(Do this) For each line below that contains the string "Пользователи", copy that line.

Excerpt from a dataset:
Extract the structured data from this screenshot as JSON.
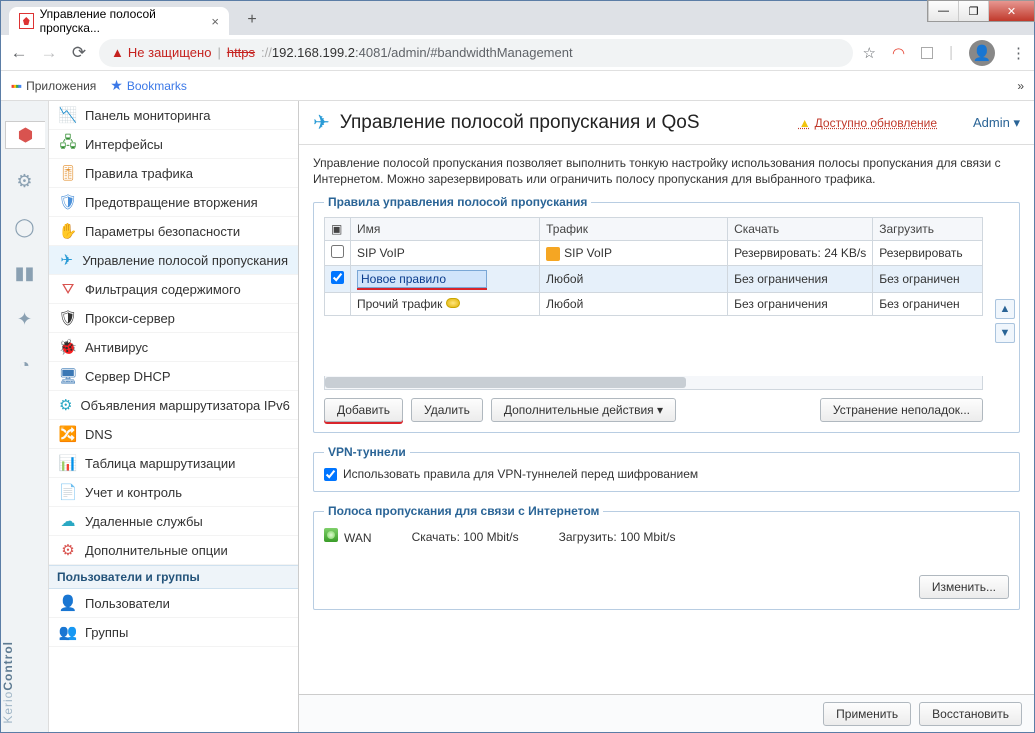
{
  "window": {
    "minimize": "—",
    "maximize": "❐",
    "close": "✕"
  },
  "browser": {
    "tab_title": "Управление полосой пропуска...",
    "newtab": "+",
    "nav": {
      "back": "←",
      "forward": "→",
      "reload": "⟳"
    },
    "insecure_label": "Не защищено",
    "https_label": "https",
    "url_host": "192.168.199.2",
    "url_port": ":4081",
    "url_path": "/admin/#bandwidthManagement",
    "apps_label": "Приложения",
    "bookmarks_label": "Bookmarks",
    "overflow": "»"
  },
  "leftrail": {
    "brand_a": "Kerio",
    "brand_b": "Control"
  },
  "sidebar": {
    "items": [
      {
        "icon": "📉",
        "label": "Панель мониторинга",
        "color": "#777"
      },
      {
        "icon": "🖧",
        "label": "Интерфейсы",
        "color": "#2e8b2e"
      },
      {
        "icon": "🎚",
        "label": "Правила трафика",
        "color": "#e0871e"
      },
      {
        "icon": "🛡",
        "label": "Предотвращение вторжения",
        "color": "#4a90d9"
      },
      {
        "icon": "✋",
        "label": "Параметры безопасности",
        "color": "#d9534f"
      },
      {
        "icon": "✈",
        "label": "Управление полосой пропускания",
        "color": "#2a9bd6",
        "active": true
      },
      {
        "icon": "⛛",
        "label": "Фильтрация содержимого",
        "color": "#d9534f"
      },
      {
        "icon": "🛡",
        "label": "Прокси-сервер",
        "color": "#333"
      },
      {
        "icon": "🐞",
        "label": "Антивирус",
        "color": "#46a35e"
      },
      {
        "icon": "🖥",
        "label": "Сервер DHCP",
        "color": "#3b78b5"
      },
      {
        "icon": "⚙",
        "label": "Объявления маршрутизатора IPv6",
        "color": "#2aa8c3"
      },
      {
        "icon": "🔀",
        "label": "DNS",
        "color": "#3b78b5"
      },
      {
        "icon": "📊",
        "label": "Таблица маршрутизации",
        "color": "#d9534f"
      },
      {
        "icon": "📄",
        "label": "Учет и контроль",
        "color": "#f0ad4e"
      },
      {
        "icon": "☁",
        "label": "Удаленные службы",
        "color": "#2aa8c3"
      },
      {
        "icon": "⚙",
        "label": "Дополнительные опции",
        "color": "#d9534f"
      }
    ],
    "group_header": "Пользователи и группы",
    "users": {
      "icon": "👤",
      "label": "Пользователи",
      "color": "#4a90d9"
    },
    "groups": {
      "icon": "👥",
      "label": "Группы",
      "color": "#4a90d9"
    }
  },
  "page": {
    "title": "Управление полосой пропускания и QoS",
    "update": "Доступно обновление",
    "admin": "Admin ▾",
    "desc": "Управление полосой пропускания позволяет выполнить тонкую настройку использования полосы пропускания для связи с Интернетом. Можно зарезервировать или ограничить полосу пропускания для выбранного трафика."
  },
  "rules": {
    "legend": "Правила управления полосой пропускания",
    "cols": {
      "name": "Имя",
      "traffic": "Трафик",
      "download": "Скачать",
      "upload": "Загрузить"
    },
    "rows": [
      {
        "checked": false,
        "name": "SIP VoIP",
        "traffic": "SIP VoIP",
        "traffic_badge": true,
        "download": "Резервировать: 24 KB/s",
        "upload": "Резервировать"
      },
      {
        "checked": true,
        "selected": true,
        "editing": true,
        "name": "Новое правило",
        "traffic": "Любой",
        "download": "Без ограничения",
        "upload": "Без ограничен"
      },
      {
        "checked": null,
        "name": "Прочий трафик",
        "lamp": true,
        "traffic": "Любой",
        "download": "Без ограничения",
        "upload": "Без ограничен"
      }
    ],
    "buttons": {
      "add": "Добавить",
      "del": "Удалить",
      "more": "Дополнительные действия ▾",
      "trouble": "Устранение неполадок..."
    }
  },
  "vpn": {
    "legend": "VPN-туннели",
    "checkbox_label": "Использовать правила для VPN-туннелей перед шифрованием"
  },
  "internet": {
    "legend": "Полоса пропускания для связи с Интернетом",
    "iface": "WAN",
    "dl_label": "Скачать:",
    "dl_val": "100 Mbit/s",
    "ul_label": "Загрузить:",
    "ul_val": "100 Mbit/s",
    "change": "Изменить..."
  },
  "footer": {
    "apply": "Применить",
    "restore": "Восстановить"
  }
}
...
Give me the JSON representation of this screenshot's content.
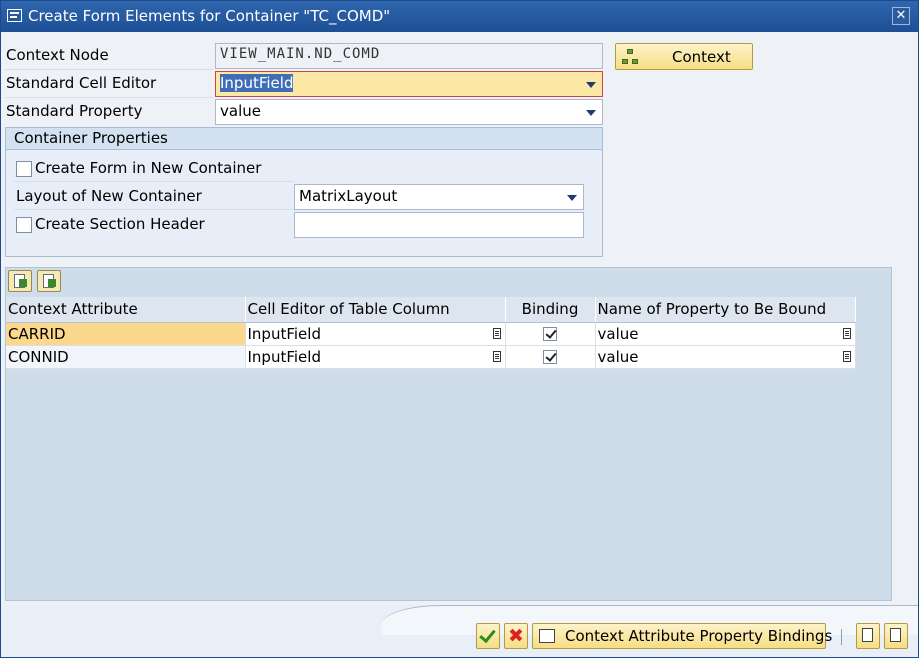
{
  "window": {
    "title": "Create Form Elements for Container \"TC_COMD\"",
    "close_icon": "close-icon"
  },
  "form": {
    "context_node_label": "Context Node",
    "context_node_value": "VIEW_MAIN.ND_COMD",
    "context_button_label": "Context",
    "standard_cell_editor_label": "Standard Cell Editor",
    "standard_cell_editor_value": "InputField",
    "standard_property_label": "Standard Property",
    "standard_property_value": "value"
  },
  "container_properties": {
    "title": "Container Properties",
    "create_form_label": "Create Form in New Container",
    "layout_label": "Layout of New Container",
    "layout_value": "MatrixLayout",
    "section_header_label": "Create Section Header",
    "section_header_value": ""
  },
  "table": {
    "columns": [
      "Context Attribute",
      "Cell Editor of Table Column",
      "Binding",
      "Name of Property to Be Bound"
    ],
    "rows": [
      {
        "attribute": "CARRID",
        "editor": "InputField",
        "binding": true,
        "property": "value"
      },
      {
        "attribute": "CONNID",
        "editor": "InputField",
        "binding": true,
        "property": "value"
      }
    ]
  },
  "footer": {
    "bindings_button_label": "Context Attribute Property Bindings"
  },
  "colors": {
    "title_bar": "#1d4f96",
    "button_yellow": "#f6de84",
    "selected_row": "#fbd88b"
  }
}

(Full output)
    "group_header": "Пользователи и группы",
      "label": "Пользователи",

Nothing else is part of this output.